Study questions →
**1)** In the piece below on charities and change, why did the Quakers buy back the Galway fisherfolk's nets during the Irish famine? Answer in one to three sentences.
**2)** Please repeat the piece below on charities and change word for word, from "Sara Llewellin, Chief" up to and including "a ‘deficit’ based approach.".

=== Text under study ===

Sara Llewellin, Chief Executive of the Barrow Cadbury Trust and a Non-Executive Director of Charity Bank, looks at the role charities play in creating the conditions for change.
Much of what the charity sector does is responsive to need. It is a loving, human response, driven by faith or compassion in the face of adversity confronted by others. In itself, that is an awesome thing, shared by people throughout history and across cultures and faiths. This is the aspect of charity around which we can all easily agree.
But that is not the whole story and nor should it be. Charity is also about empowerment, about creating the conditions for change and about tackling root causes, not just the symptoms of injustice. In the modern era we have come to call this an ‘asset’ rather than a ‘deficit’ based approach.
"Strengthening the hands of people on the ground will have more lasting impact than just meeting their immediate needs."Sara Llewellin
The Quakers were very early proponents of sustainable community development. During the Irish famine, they bought back the Galway fisherfolks’ nets – sold to feed their families – so as to ensure a lasting solution to food shortage. Feed someone today, yes, but find a longer term bottom-up solution as well. What this little story tells us is that strengthening the hands of people on the ground will have more lasting impact than just meeting their immediate needs.
And another thing. Charities and the rest of civil society have a proud and long tradition of speaking out. It’s not just a right, it’s a responsibility. We don’t just walk by on the other side of the road, not even to set up food banks, useful though they are.
In a modern democracy, charities have every right, within the law, to pursue their charitable purposes by sometimes making a fuss. Attempts to curb this right will backfire by shutting down debate and stopping the ‘bubbling up’ of new solutions to our major social problems.

=== Recorded information ===

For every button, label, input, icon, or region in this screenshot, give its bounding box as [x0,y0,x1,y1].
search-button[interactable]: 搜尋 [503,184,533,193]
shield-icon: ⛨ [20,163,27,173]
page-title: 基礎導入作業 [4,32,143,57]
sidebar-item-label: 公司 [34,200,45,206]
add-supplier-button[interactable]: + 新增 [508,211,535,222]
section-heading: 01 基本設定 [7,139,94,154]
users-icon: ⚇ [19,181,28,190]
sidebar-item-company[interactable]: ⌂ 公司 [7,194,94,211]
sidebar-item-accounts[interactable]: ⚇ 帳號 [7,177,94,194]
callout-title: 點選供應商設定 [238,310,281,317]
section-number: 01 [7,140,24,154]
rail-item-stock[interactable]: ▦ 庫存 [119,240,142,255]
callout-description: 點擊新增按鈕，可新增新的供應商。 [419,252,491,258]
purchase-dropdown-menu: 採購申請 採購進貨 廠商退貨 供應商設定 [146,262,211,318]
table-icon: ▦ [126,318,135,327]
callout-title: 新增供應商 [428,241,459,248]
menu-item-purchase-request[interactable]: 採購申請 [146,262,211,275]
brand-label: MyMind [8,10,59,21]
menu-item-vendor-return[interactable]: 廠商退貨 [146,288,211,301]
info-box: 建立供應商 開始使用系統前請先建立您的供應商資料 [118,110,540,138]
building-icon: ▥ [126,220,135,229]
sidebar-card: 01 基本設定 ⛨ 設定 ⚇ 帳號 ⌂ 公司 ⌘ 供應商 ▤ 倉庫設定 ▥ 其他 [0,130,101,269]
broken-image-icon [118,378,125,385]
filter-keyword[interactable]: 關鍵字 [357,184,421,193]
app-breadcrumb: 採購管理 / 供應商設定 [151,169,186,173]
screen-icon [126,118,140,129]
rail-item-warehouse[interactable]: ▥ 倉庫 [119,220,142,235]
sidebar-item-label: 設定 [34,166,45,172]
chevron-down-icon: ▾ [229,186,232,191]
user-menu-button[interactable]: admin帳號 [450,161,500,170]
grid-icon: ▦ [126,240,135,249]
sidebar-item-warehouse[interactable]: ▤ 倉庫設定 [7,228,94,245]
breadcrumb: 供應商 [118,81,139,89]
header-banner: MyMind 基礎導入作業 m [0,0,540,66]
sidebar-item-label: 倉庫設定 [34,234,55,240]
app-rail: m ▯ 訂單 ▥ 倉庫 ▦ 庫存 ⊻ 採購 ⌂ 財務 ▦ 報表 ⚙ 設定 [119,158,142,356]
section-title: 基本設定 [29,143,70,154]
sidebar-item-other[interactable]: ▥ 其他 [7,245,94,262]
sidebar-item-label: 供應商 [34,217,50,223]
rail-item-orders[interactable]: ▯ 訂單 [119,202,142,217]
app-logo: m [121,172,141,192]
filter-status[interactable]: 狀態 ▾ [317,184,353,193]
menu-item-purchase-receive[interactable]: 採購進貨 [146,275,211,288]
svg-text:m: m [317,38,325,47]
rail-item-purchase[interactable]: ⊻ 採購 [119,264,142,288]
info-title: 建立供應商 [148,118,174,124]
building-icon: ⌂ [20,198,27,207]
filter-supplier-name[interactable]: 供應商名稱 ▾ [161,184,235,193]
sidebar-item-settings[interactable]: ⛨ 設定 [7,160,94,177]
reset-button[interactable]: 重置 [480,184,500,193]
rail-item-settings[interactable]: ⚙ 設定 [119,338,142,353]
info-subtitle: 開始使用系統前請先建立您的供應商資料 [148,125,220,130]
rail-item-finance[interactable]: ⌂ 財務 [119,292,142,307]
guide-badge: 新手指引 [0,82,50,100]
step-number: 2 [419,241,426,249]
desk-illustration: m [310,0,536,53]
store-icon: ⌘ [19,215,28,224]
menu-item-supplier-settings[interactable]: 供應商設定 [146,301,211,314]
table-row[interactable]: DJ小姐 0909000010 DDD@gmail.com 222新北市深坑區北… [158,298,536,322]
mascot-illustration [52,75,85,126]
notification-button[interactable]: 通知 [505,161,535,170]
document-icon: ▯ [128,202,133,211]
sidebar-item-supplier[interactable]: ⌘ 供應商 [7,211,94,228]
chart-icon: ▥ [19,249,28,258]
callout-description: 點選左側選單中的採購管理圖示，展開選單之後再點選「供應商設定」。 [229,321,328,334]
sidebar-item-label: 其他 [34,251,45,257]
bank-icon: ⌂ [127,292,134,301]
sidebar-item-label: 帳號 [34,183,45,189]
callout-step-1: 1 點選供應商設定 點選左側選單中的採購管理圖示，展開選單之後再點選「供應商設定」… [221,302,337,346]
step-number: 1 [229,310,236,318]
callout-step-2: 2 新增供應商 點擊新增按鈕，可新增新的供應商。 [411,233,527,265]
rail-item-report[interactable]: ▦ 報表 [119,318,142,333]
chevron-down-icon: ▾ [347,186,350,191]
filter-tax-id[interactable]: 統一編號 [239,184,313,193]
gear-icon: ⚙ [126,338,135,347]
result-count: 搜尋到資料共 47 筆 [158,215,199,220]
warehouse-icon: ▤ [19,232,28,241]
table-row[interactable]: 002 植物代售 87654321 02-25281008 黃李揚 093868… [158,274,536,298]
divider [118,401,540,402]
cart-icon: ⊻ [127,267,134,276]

===

Task results →
**1)** The Quakers bought back the nets to ensure a lasting solution to food shortage. The fisherfolk had sold the nets to feed their families, so buying them back went beyond feeding people that day.

**2)**
Sara Llewellin, Chief Executive of the Barrow Cadbury Trust and a Non-Executive Director of Charity Bank, looks at the role charities play in creating the conditions for change.
Much of what the charity sector does is responsive to need. It is a loving, human response, driven by faith or compassion in the face of adversity confronted by others. In itself, that is an awesome thing, shared by people throughout history and across cultures and faiths. This is the aspect of charity around which we can all easily agree.
But that is not the whole story and nor should it be. Charity is also about empowerment, about creating the conditions for change and about tackling root causes, not just the symptoms of injustice. In the modern era we have come to call this an ‘asset’ rather than a ‘deficit’ based approach.